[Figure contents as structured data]
** start **

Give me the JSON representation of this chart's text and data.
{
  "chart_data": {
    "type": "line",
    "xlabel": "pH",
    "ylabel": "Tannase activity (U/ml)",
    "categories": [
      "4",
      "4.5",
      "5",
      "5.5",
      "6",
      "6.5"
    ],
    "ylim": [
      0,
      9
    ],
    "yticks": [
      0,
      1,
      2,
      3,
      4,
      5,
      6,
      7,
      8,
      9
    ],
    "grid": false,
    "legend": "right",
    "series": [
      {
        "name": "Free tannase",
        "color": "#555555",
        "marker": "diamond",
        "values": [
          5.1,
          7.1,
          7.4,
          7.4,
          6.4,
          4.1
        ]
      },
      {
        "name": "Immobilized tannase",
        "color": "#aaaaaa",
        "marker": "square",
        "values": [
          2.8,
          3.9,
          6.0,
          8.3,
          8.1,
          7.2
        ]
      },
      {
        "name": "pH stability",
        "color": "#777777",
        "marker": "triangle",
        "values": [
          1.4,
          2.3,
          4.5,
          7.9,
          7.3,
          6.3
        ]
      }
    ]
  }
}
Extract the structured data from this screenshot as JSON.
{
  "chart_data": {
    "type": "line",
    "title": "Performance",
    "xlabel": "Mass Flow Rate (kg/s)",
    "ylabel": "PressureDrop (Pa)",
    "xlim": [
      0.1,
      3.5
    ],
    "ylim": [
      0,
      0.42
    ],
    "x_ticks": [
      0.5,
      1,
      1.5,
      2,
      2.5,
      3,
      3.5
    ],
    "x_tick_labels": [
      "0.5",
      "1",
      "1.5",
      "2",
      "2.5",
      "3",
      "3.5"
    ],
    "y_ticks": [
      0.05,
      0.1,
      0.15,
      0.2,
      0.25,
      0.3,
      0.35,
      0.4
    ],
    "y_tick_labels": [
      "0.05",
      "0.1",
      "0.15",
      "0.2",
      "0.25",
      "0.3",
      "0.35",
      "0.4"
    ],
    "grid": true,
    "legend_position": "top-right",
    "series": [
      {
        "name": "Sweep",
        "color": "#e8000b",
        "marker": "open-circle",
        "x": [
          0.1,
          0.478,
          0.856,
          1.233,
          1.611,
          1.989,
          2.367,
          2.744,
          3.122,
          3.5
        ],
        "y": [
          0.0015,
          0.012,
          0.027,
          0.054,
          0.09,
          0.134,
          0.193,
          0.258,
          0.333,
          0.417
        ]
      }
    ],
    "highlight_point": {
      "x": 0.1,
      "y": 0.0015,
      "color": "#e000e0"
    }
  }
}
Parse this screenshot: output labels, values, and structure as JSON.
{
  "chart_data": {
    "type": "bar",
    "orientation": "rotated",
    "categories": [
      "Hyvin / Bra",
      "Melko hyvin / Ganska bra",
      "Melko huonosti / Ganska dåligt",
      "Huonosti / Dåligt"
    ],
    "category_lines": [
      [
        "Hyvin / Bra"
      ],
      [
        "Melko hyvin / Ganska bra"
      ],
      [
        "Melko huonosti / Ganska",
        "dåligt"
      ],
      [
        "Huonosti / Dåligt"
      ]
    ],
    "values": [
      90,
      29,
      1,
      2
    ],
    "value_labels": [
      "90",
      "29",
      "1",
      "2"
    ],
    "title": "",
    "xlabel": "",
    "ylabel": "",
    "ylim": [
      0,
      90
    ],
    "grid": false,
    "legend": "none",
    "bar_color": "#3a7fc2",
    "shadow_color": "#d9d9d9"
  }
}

** end **

Repeat the data in its entirety, character for character.

• **Solution**:
Give me the JSON representation of this chart's text and data.
{
  "chart_data": {
    "type": "line",
    "xlabel": "pH",
    "ylabel": "Tannase activity (U/ml)",
    "categories": [
      "4",
      "4.5",
      "5",
      "5.5",
      "6",
      "6.5"
    ],
    "ylim": [
      0,
      9
    ],
    "yticks": [
      0,
      1,
      2,
      3,
      4,
      5,
      6,
      7,
      8,
      9
    ],
    "grid": false,
    "legend": "right",
    "series": [
      {
        "name": "Free tannase",
        "color": "#555555",
        "marker": "diamond",
        "values": [
          5.1,
          7.1,
          7.4,
          7.4,
          6.4,
          4.1
        ]
      },
      {
        "name": "Immobilized tannase",
        "color": "#aaaaaa",
        "marker": "square",
        "values": [
          2.8,
          3.9,
          6.0,
          8.3,
          8.1,
          7.2
        ]
      },
      {
        "name": "pH stability",
        "color": "#777777",
        "marker": "triangle",
        "values": [
          1.4,
          2.3,
          4.5,
          7.9,
          7.3,
          6.3
        ]
      }
    ]
  }
}
Extract the structured data from this screenshot as JSON.
{
  "chart_data": {
    "type": "line",
    "title": "Performance",
    "xlabel": "Mass Flow Rate (kg/s)",
    "ylabel": "PressureDrop (Pa)",
    "xlim": [
      0.1,
      3.5
    ],
    "ylim": [
      0,
      0.42
    ],
    "x_ticks": [
      0.5,
      1,
      1.5,
      2,
      2.5,
      3,
      3.5
    ],
    "x_tick_labels": [
      "0.5",
      "1",
      "1.5",
      "2",
      "2.5",
      "3",
      "3.5"
    ],
    "y_ticks": [
      0.05,
      0.1,
      0.15,
      0.2,
      0.25,
      0.3,
      0.35,
      0.4
    ],
    "y_tick_labels": [
      "0.05",
      "0.1",
      "0.15",
      "0.2",
      "0.25",
      "0.3",
      "0.35",
      "0.4"
    ],
    "grid": true,
    "legend_position": "top-right",
    "series": [
      {
        "name": "Sweep",
        "color": "#e8000b",
        "marker": "open-circle",
        "x": [
          0.1,
          0.478,
          0.856,
          1.233,
          1.611,
          1.989,
          2.367,
          2.744,
          3.122,
          3.5
        ],
        "y": [
          0.0015,
          0.012,
          0.027,
          0.054,
          0.09,
          0.134,
          0.193,
          0.258,
          0.333,
          0.417
        ]
      }
    ],
    "highlight_point": {
      "x": 0.1,
      "y": 0.0015,
      "color": "#e000e0"
    }
  }
}
Parse this screenshot: output labels, values, and structure as JSON.
{
  "chart_data": {
    "type": "bar",
    "orientation": "rotated",
    "categories": [
      "Hyvin / Bra",
      "Melko hyvin / Ganska bra",
      "Melko huonosti / Ganska dåligt",
      "Huonosti / Dåligt"
    ],
    "category_lines": [
      [
        "Hyvin / Bra"
      ],
      [
        "Melko hyvin / Ganska bra"
      ],
      [
        "Melko huonosti / Ganska",
        "dåligt"
      ],
      [
        "Huonosti / Dåligt"
      ]
    ],
    "values": [
      90,
      29,
      1,
      2
    ],
    "value_labels": [
      "90",
      "29",
      "1",
      "2"
    ],
    "title": "",
    "xlabel": "",
    "ylabel": "",
    "ylim": [
      0,
      90
    ],
    "grid": false,
    "legend": "none",
    "bar_color": "#3a7fc2",
    "shadow_color": "#d9d9d9"
  }
}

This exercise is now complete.